Set exercise: Your task is to transcribe all of the data below exactly, omitting the images.

Rows:
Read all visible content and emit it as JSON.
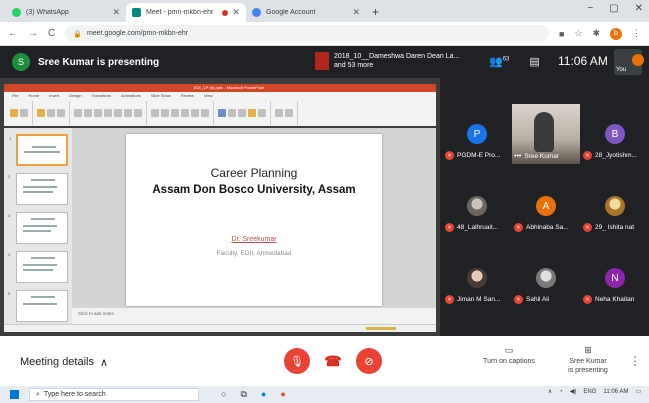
{
  "browser": {
    "tabs": [
      {
        "title": "(3) WhatsApp",
        "favicon_color": "#25d366",
        "active": false
      },
      {
        "title": "Meet - pmn-mkbn-ehr",
        "favicon_color": "#00897b",
        "active": true
      },
      {
        "title": "Google Account",
        "favicon_color": "#4285f4",
        "active": false
      }
    ],
    "new_tab": "+",
    "window_controls": {
      "minimize": "−",
      "restore": "▢",
      "close": "✕"
    },
    "url": "meet.google.com/pmn-mkbn-ehr"
  },
  "meet": {
    "presenter_initial": "S",
    "presenter_banner": "Sree Kumar is presenting",
    "others_line1": "2018_10__Dameshwa Daren Dean La...",
    "others_line2": "and 53 more",
    "participants_count": "63",
    "clock": "11:06 AM",
    "self_label": "You",
    "self_initial": "b"
  },
  "powerpoint": {
    "window_title": "EDI_CP (6).pptx - Microsoft PowerPoint",
    "ribbon_tabs": [
      "File",
      "Home",
      "Insert",
      "Design",
      "Transitions",
      "Animations",
      "Slide Show",
      "Review",
      "View"
    ],
    "notes_placeholder": "Click to add notes",
    "slide": {
      "title": "Career  Planning",
      "subtitle": "Assam Don Bosco University, Assam",
      "author": "Dr. Sreekumar",
      "affiliation": "Faculty, EDII, Ahmedabad"
    }
  },
  "participants": [
    {
      "name": "PGDM-E Pro...",
      "initial": "P",
      "color": "#1a73e8",
      "muted": true,
      "type": "initial"
    },
    {
      "name": "Sree Kumar",
      "initial": "",
      "color": "",
      "muted": false,
      "type": "video"
    },
    {
      "name": "28_Jyotishm...",
      "initial": "B",
      "color": "#7e57c2",
      "muted": true,
      "type": "initial"
    },
    {
      "name": "48_Lalhruait...",
      "initial": "",
      "color": "",
      "muted": true,
      "type": "photo"
    },
    {
      "name": "Abhinaba Sa...",
      "initial": "A",
      "color": "#e8710a",
      "muted": true,
      "type": "initial"
    },
    {
      "name": "29_ Ishita nat",
      "initial": "",
      "color": "",
      "muted": true,
      "type": "photo"
    },
    {
      "name": "Jiman M San...",
      "initial": "",
      "color": "",
      "muted": true,
      "type": "photo"
    },
    {
      "name": "Sahil Ali",
      "initial": "",
      "color": "",
      "muted": true,
      "type": "photo"
    },
    {
      "name": "Neha Khaitan",
      "initial": "N",
      "color": "#8e24aa",
      "muted": true,
      "type": "initial"
    }
  ],
  "controls": {
    "meeting_details": "Meeting details",
    "captions_label": "Turn on captions",
    "presenting_line1": "Sree Kumar",
    "presenting_line2": "is presenting",
    "more": "⋮"
  },
  "taskbar": {
    "search_placeholder": "Type here to search",
    "tray_lang": "ENG",
    "tray_time": "11:06 AM"
  },
  "colors": {
    "accent_red": "#ea4335",
    "meet_bg": "#202124",
    "ppt_orange": "#d24726"
  }
}
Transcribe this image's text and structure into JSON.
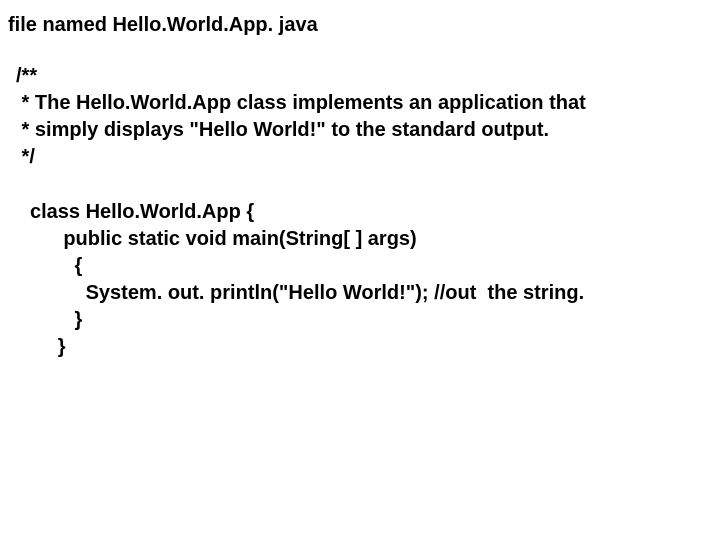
{
  "heading": "file named Hello.World.App. java",
  "comment": {
    "l1": "/**",
    "l2": " * The Hello.World.App class implements an application that",
    "l3": " * simply displays \"Hello World!\" to the standard output.",
    "l4": " */"
  },
  "code": {
    "l1": "class Hello.World.App {",
    "l2": "      public static void main(String[ ] args)",
    "l3": "        {",
    "l4": "          System. out. println(\"Hello World!\"); //out  the string.",
    "l5": "        }",
    "l6": "     }"
  }
}
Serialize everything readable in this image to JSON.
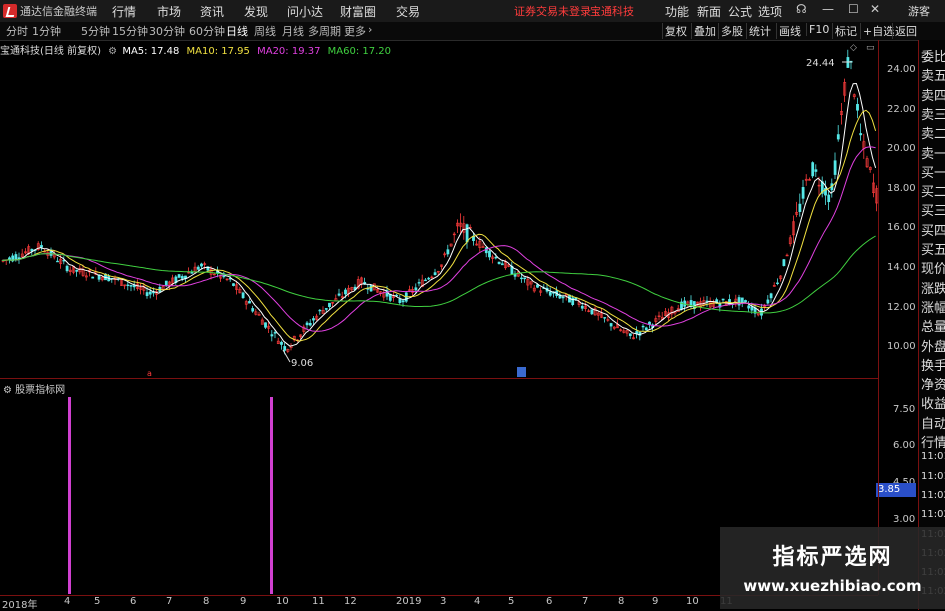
{
  "titlebar": {
    "app_name": "通达信金融终端",
    "menus": [
      "行情",
      "市场",
      "资讯",
      "发现",
      "问小达",
      "财富圈",
      "交易"
    ],
    "notice": "证券交易未登录",
    "stock_name": "宝通科技",
    "right_menus": [
      "功能",
      "新面",
      "公式",
      "选项"
    ],
    "guest": "游客"
  },
  "periods": [
    "分时",
    "1分钟",
    "5分钟",
    "15分钟",
    "30分钟",
    "60分钟",
    "日线",
    "周线",
    "月线",
    "多周期",
    "更多"
  ],
  "active_period": "日线",
  "right_buttons": [
    "复权",
    "叠加",
    "多股",
    "统计",
    "画线",
    "F10",
    "标记",
    "+自选",
    "返回"
  ],
  "legend": {
    "stock_label": "宝通科技(日线 前复权)",
    "ma5": "MA5: 17.48",
    "ma10": "MA10: 17.95",
    "ma20": "MA20: 19.37",
    "ma60": "MA60: 17.20"
  },
  "colors": {
    "ma5": "#ffffff",
    "ma10": "#f0e040",
    "ma20": "#e040e0",
    "ma60": "#40d040",
    "up": "#ff3c3c",
    "down": "#5ff",
    "bar": "#d040d0"
  },
  "price_axis": [
    "24.00",
    "22.00",
    "20.00",
    "18.00",
    "16.00",
    "14.00",
    "12.00",
    "10.00"
  ],
  "annotations": {
    "high": "24.44",
    "low": "9.06"
  },
  "indicator": {
    "title": "股票指标网",
    "axis": [
      "7.50",
      "6.00",
      "4.50",
      "3.00"
    ],
    "current": "3.85"
  },
  "side_panel": [
    "委比",
    "卖五",
    "卖四",
    "卖三",
    "卖二",
    "卖一",
    "买一",
    "买二",
    "买三",
    "买四",
    "买五",
    "现价",
    "涨跌",
    "涨幅",
    "总量",
    "外盘",
    "换手",
    "净资",
    "收益",
    "自动",
    "行情",
    "11:01",
    "11:01",
    "11:02",
    "11:02",
    "11:02",
    "11:02",
    "11:02",
    "11:02"
  ],
  "time_axis": [
    "2018年",
    "4",
    "5",
    "6",
    "7",
    "8",
    "9",
    "10",
    "11",
    "12",
    "2019",
    "3",
    "4",
    "5",
    "6",
    "7",
    "8",
    "9",
    "10",
    "11"
  ],
  "watermark": {
    "line1": "指标严选网",
    "line2": "www.xuezhibiao.com"
  }
}
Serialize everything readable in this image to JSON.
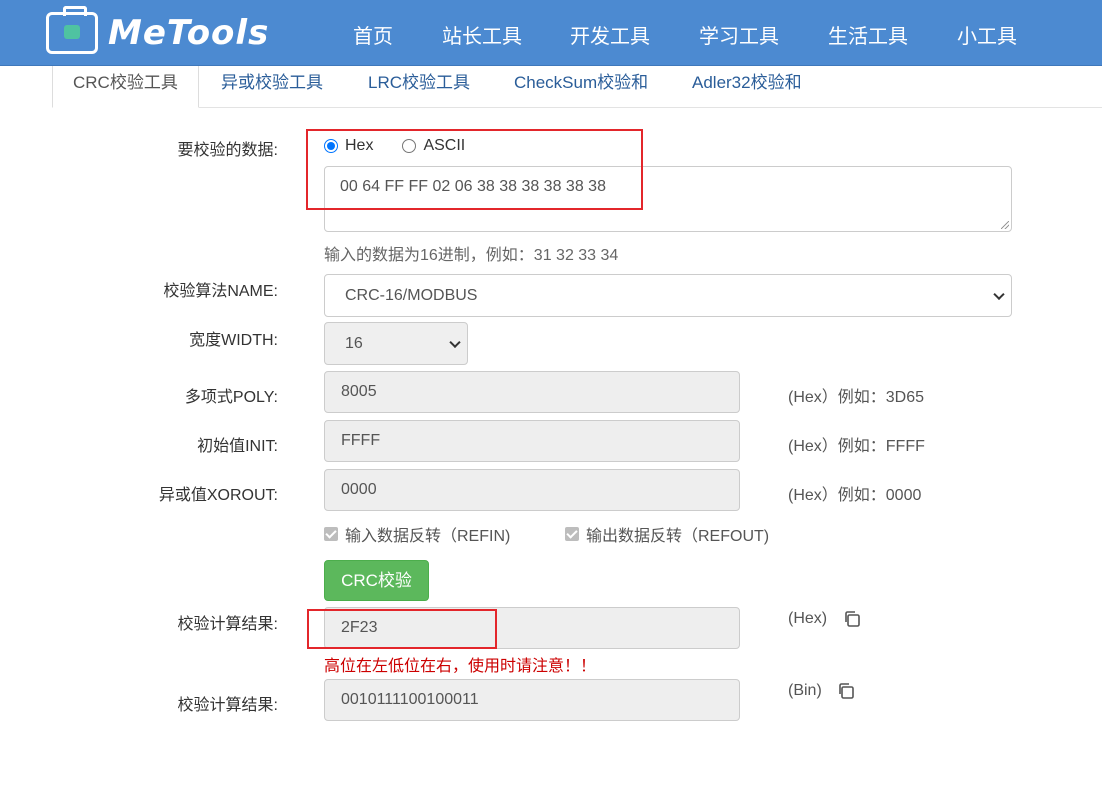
{
  "header": {
    "logo_text": "MeTools",
    "nav": [
      "首页",
      "站长工具",
      "开发工具",
      "学习工具",
      "生活工具",
      "小工具"
    ]
  },
  "tabs": [
    "CRC校验工具",
    "异或校验工具",
    "LRC校验工具",
    "CheckSum校验和",
    "Adler32校验和"
  ],
  "form": {
    "data_label": "要校验的数据:",
    "radio_hex": "Hex",
    "radio_ascii": "ASCII",
    "selected_mode": "Hex",
    "data_value": "00 64 FF FF 02 06 38 38 38 38 38 38",
    "data_help": "输入的数据为16进制，例如：31 32 33 34",
    "algo_label": "校验算法NAME:",
    "algo_value": "CRC-16/MODBUS",
    "width_label": "宽度WIDTH:",
    "width_value": "16",
    "poly_label": "多项式POLY:",
    "poly_value": "8005",
    "poly_hint": "(Hex）例如：3D65",
    "init_label": "初始值INIT:",
    "init_value": "FFFF",
    "init_hint": "(Hex）例如：FFFF",
    "xorout_label": "异或值XOROUT:",
    "xorout_value": "0000",
    "xorout_hint": "(Hex）例如：0000",
    "refin_label": "输入数据反转（REFIN)",
    "refout_label": "输出数据反转（REFOUT)",
    "button_label": "CRC校验",
    "result_label": "校验计算结果:",
    "result_hex": "2F23",
    "result_hex_hint": "(Hex)",
    "warning": "高位在左低位在右，使用时请注意！！",
    "result_bin_label": "校验计算结果:",
    "result_bin": "0010111100100011",
    "result_bin_hint": "(Bin)"
  }
}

Response for this exercise:
Read all visible content and emit it as JSON.
{
  "browser": {
    "tabs": [
      {
        "title": "(3) WhatsApp",
        "favicon_color": "#25d366",
        "active": false
      },
      {
        "title": "Meet - pmn-mkbn-ehr",
        "favicon_color": "#00897b",
        "active": true
      },
      {
        "title": "Google Account",
        "favicon_color": "#4285f4",
        "active": false
      }
    ],
    "new_tab": "+",
    "window_controls": {
      "minimize": "−",
      "restore": "▢",
      "close": "✕"
    },
    "url": "meet.google.com/pmn-mkbn-ehr"
  },
  "meet": {
    "presenter_initial": "S",
    "presenter_banner": "Sree Kumar is presenting",
    "others_line1": "2018_10__Dameshwa Daren Dean La...",
    "others_line2": "and 53 more",
    "participants_count": "63",
    "clock": "11:06 AM",
    "self_label": "You",
    "self_initial": "b"
  },
  "powerpoint": {
    "window_title": "EDI_CP (6).pptx - Microsoft PowerPoint",
    "ribbon_tabs": [
      "File",
      "Home",
      "Insert",
      "Design",
      "Transitions",
      "Animations",
      "Slide Show",
      "Review",
      "View"
    ],
    "notes_placeholder": "Click to add notes",
    "slide": {
      "title": "Career  Planning",
      "subtitle": "Assam Don Bosco University, Assam",
      "author": "Dr. Sreekumar",
      "affiliation": "Faculty, EDII, Ahmedabad"
    }
  },
  "participants": [
    {
      "name": "PGDM-E Pro...",
      "initial": "P",
      "color": "#1a73e8",
      "muted": true,
      "type": "initial"
    },
    {
      "name": "Sree Kumar",
      "initial": "",
      "color": "",
      "muted": false,
      "type": "video"
    },
    {
      "name": "28_Jyotishm...",
      "initial": "B",
      "color": "#7e57c2",
      "muted": true,
      "type": "initial"
    },
    {
      "name": "48_Lalhruait...",
      "initial": "",
      "color": "",
      "muted": true,
      "type": "photo"
    },
    {
      "name": "Abhinaba Sa...",
      "initial": "A",
      "color": "#e8710a",
      "muted": true,
      "type": "initial"
    },
    {
      "name": "29_ Ishita nat",
      "initial": "",
      "color": "",
      "muted": true,
      "type": "photo"
    },
    {
      "name": "Jiman M San...",
      "initial": "",
      "color": "",
      "muted": true,
      "type": "photo"
    },
    {
      "name": "Sahil Ali",
      "initial": "",
      "color": "",
      "muted": true,
      "type": "photo"
    },
    {
      "name": "Neha Khaitan",
      "initial": "N",
      "color": "#8e24aa",
      "muted": true,
      "type": "initial"
    }
  ],
  "controls": {
    "meeting_details": "Meeting details",
    "captions_label": "Turn on captions",
    "presenting_line1": "Sree Kumar",
    "presenting_line2": "is presenting",
    "more": "⋮"
  },
  "taskbar": {
    "search_placeholder": "Type here to search",
    "tray_lang": "ENG",
    "tray_time": "11:06 AM"
  },
  "colors": {
    "accent_red": "#ea4335",
    "meet_bg": "#202124",
    "ppt_orange": "#d24726"
  }
}
Transcribe this image's text and structure into JSON.
{
  "heading": "file named Hello.World.App. java",
  "comment": {
    "l1": "/**",
    "l2": " * The Hello.World.App class implements an application that",
    "l3": " * simply displays \"Hello World!\" to the standard output.",
    "l4": " */"
  },
  "code": {
    "l1": "class Hello.World.App {",
    "l2": "      public static void main(String[ ] args)",
    "l3": "        {",
    "l4": "          System. out. println(\"Hello World!\"); //out  the string.",
    "l5": "        }",
    "l6": "     }"
  }
}
Serialize everything readable in this image to JSON.
{
  "titlebar": {
    "app_name": "通达信金融终端",
    "menus": [
      "行情",
      "市场",
      "资讯",
      "发现",
      "问小达",
      "财富圈",
      "交易"
    ],
    "notice": "证券交易未登录",
    "stock_name": "宝通科技",
    "right_menus": [
      "功能",
      "新面",
      "公式",
      "选项"
    ],
    "guest": "游客"
  },
  "periods": [
    "分时",
    "1分钟",
    "5分钟",
    "15分钟",
    "30分钟",
    "60分钟",
    "日线",
    "周线",
    "月线",
    "多周期",
    "更多"
  ],
  "active_period": "日线",
  "right_buttons": [
    "复权",
    "叠加",
    "多股",
    "统计",
    "画线",
    "F10",
    "标记",
    "+自选",
    "返回"
  ],
  "legend": {
    "stock_label": "宝通科技(日线 前复权)",
    "ma5": "MA5: 17.48",
    "ma10": "MA10: 17.95",
    "ma20": "MA20: 19.37",
    "ma60": "MA60: 17.20"
  },
  "colors": {
    "ma5": "#ffffff",
    "ma10": "#f0e040",
    "ma20": "#e040e0",
    "ma60": "#40d040",
    "up": "#ff3c3c",
    "down": "#5ff",
    "bar": "#d040d0"
  },
  "price_axis": [
    "24.00",
    "22.00",
    "20.00",
    "18.00",
    "16.00",
    "14.00",
    "12.00",
    "10.00"
  ],
  "annotations": {
    "high": "24.44",
    "low": "9.06"
  },
  "indicator": {
    "title": "股票指标网",
    "axis": [
      "7.50",
      "6.00",
      "4.50",
      "3.00"
    ],
    "current": "3.85"
  },
  "side_panel": [
    "委比",
    "卖五",
    "卖四",
    "卖三",
    "卖二",
    "卖一",
    "买一",
    "买二",
    "买三",
    "买四",
    "买五",
    "现价",
    "涨跌",
    "涨幅",
    "总量",
    "外盘",
    "换手",
    "净资",
    "收益",
    "自动",
    "行情",
    "11:01",
    "11:01",
    "11:02",
    "11:02",
    "11:02",
    "11:02",
    "11:02",
    "11:02"
  ],
  "time_axis": [
    "2018年",
    "4",
    "5",
    "6",
    "7",
    "8",
    "9",
    "10",
    "11",
    "12",
    "2019",
    "3",
    "4",
    "5",
    "6",
    "7",
    "8",
    "9",
    "10",
    "11"
  ],
  "watermark": {
    "line1": "指标严选网",
    "line2": "www.xuezhibiao.com"
  }
}
Serialize everything readable in this image to JSON.
{
  "header": {
    "logo_text": "MeTools",
    "nav": [
      "首页",
      "站长工具",
      "开发工具",
      "学习工具",
      "生活工具",
      "小工具"
    ]
  },
  "tabs": [
    "CRC校验工具",
    "异或校验工具",
    "LRC校验工具",
    "CheckSum校验和",
    "Adler32校验和"
  ],
  "form": {
    "data_label": "要校验的数据:",
    "radio_hex": "Hex",
    "radio_ascii": "ASCII",
    "selected_mode": "Hex",
    "data_value": "00 64 FF FF 02 06 38 38 38 38 38 38",
    "data_help": "输入的数据为16进制，例如：31 32 33 34",
    "algo_label": "校验算法NAME:",
    "algo_value": "CRC-16/MODBUS",
    "width_label": "宽度WIDTH:",
    "width_value": "16",
    "poly_label": "多项式POLY:",
    "poly_value": "8005",
    "poly_hint": "(Hex）例如：3D65",
    "init_label": "初始值INIT:",
    "init_value": "FFFF",
    "init_hint": "(Hex）例如：FFFF",
    "xorout_label": "异或值XOROUT:",
    "xorout_value": "0000",
    "xorout_hint": "(Hex）例如：0000",
    "refin_label": "输入数据反转（REFIN)",
    "refout_label": "输出数据反转（REFOUT)",
    "button_label": "CRC校验",
    "result_label": "校验计算结果:",
    "result_hex": "2F23",
    "result_hex_hint": "(Hex)",
    "warning": "高位在左低位在右，使用时请注意！！",
    "result_bin_label": "校验计算结果:",
    "result_bin": "0010111100100011",
    "result_bin_hint": "(Bin)"
  }
}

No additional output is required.